*Lista de tarefas*
**a.** Responda com base na notícia sobre a disputa pela Gucci:
(i) A Justiça de qual país decidirá o controle da Gucci?
(ii) De quanto foi a queda nos resultados financeiros do grupo LVMH em relação ao ano anterior?
(iii) Quanto o grupo de Bernard Arnault está disposto a pagar para recuperar a Gucci?
**b.** Continue a notícia sobre a disputa pela Gucci a partir do ponto em que ela para.

*Texto fornecido*
Justiça deverá decidir futuro da italiana Gucci Do correspondente Reali Júnior
Paris, 21 (AE) - A Justiça holandesa decidirá amanhã (22) o futuro da indústria do alto luxo na Europa: o controle da marca italiana Gucci, disputado pelos empresários franceses François Pinault e Bernard Arnault. A audiência prevista julgar a diferença de fundo que opõe esses dois grupos, prevista para o fim de abril, foi antecipada.
O grupo Arnault alega, entre outras coisas , que o que foi recusado pelo grupo italiano a LVHM foi concedido ao grupo de François Pinault, PPR. Entre outras coisas, os dois principais dirigentes de Gucci, Domenico de Sole e Tom Ford renunciaram às cláusulas contratuais de indenização para deixar suas funções no grupo em caso de mudança no controle acionário, o que não haviam feito anteriormente, quando da negociação com LVHM. Pinault não acredita nisso.
Tudo começou na sexta feira, pouco depois das 8 horas da manhã
no momento em que Bernard Arnault encontrava-se no carro em direção a Disneylandia França, onde deveria anunciar os resultados financeiros de seu grupo LVMH (queda de 29% em relação ao ano anterior), um império que reúne marcas famosas como Vuitton, Givenchy, Christian Dior, Lacroix, Guerlain, Pomery, Veuve Clicquot, Moet & Chandon, Hennessy, Hine, Sephora
Bon Marché e outros.
Qual não foi sua surpresa ao ouvir no rádio que o seu maior adversário, François Pinault, PPR (Printemps e Redoute ), acabava de adquirir não apenas 40 % do grupo Gucci, mas também as famosas marcas de alta-costura e perfumes, Yves Saint Laurent
Oscar de la Renta, Van Cleef & Arpels, Fendi, Roger & Gallet, um pacote da indústria de luxo negociado por Sanofi por US$ 1 bilhão ao grupo Artemis que integra o grupo PPR.
Bernard Arnoult ficou pouco tempo na convenção de seu grupo, onde só teve tempo de afirmar que a vitória de Pinault não duraria mais que poucas horas. De volta ao centro da capital, Arnault reuniu-se com sua equipe e, no período da tarde, reativou a batalha, lançando uma oferta pública de compra de ações para a aquisição da empresa italiana Gucci. Seu grupo está disposto a pagar 30 bilhões de francos ( US$ 5 bilhões) para recuperar Gucci.

Registros de uma fonte de dados
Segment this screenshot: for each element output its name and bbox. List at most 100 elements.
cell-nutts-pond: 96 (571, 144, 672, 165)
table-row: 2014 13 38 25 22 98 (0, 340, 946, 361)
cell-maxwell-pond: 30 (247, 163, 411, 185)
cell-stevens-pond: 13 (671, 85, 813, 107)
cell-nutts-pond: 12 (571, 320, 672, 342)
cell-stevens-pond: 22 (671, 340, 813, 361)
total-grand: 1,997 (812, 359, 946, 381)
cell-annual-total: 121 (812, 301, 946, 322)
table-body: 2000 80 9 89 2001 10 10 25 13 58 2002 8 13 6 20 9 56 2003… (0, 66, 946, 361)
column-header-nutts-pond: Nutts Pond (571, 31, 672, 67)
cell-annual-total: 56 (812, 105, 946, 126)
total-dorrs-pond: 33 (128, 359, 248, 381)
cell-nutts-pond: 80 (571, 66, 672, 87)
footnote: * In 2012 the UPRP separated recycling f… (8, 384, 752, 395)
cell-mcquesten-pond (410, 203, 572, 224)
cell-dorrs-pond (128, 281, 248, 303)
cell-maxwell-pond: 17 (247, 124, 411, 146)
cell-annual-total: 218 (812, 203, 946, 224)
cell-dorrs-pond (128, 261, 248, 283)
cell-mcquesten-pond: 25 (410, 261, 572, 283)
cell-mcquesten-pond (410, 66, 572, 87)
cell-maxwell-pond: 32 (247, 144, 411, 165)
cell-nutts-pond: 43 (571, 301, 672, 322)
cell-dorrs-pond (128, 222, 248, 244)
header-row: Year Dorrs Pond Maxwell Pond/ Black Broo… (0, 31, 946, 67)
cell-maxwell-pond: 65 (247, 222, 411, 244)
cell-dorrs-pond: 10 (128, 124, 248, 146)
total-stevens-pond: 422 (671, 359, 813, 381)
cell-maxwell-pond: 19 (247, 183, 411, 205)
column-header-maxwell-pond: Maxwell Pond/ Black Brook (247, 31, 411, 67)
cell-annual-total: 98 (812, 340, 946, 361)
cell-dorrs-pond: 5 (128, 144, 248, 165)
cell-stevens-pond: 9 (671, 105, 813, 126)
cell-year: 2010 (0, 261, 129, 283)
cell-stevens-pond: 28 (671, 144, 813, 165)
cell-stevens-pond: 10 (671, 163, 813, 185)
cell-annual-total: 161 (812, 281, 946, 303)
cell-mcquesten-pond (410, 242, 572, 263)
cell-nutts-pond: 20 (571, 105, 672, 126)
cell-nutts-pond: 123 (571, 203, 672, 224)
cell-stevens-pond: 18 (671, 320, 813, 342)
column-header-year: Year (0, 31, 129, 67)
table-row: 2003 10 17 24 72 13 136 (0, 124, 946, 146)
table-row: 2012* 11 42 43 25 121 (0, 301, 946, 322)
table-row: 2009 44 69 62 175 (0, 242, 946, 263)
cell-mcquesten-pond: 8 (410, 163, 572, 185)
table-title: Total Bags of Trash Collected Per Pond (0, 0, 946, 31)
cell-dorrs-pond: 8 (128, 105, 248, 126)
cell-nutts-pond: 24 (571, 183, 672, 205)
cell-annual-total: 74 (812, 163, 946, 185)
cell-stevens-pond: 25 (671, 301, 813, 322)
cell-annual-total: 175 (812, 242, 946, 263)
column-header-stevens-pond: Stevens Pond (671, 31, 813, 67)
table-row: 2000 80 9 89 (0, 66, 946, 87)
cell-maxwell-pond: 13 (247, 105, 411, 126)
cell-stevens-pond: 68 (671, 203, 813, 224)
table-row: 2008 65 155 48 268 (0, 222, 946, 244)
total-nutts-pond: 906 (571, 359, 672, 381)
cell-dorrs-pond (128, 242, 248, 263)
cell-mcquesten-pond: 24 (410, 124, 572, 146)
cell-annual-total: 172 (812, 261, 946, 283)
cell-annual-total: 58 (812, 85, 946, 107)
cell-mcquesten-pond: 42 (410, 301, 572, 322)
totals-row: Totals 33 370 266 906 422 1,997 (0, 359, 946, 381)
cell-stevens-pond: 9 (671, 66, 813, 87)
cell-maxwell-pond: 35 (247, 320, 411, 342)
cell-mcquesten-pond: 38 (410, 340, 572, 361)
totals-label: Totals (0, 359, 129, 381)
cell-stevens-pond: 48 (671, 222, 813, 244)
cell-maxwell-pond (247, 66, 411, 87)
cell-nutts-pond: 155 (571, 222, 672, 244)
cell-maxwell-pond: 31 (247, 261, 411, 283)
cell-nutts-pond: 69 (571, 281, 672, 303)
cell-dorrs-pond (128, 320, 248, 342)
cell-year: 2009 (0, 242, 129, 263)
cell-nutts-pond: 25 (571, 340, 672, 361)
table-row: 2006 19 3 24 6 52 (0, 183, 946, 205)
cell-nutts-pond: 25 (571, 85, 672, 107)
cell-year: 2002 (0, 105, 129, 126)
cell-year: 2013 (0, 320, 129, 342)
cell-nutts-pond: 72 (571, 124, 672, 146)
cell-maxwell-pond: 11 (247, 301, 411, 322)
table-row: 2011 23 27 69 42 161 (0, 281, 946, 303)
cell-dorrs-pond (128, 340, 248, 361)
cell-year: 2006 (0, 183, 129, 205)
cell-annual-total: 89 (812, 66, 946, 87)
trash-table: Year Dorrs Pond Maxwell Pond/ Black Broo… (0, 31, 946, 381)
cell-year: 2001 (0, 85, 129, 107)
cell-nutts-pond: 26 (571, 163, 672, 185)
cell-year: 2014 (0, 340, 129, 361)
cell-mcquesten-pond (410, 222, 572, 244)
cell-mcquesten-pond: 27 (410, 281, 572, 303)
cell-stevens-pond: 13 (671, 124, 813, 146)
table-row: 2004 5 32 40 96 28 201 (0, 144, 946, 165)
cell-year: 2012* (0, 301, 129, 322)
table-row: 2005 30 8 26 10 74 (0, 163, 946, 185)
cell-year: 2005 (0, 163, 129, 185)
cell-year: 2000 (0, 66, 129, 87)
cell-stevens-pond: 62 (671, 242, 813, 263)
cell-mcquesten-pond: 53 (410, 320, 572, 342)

*Respostas*
**a.**
(i) Da Holanda.
(ii) De 29%.
(iii) 30 bilhões de francos (US$ 5 bilhões).

**b.**
Segundo estimativas de analistas do mercado, a oferta poderia chegar a algo em torno de US$ 85 ou US$ 95 a ação, sendo que a cotação do papel na Bolsa de Valores de Nova York, na sexta-feira, era de apenas US$ 81. Ele contesta também o projeto de aliança entre o grupo PPR de François Pinault e a empresa italiana, da qual é também um dos acionistas, com apenas 26,5% do capital.
Por isso, está propondo a compra da totalidade do grupo para impedir o sucesso de seu adversário François Pinault. Na nova configuração do grupo de acionistas, LVMH ficaria com 17,1 % das ações e François Pinault com 33,1 %.
A disputa entre os dois maiores capitalistas privados franceses, envolvendo muitas ambições, fortes egos e alguns bilhões de dólares não é tão recente.
Um primeiro conflito - pelo controle da participação acionária do grupo Grand Vision - já havia chamado atenção do mundo das finanças francesas, mas ninguém imaginava que esse caso ganharia tais proporções. Afinal, os dois empresários bilionários são vizinhos (moram no mesmo edifício). Vencido na primeira disputa, a revanche de Pinault veio com a compra de 40% de Gucci e o êxito da negociação com o Sanofi para o controle de Yves Saint Laurent, ambas cobiçadas por Arnault.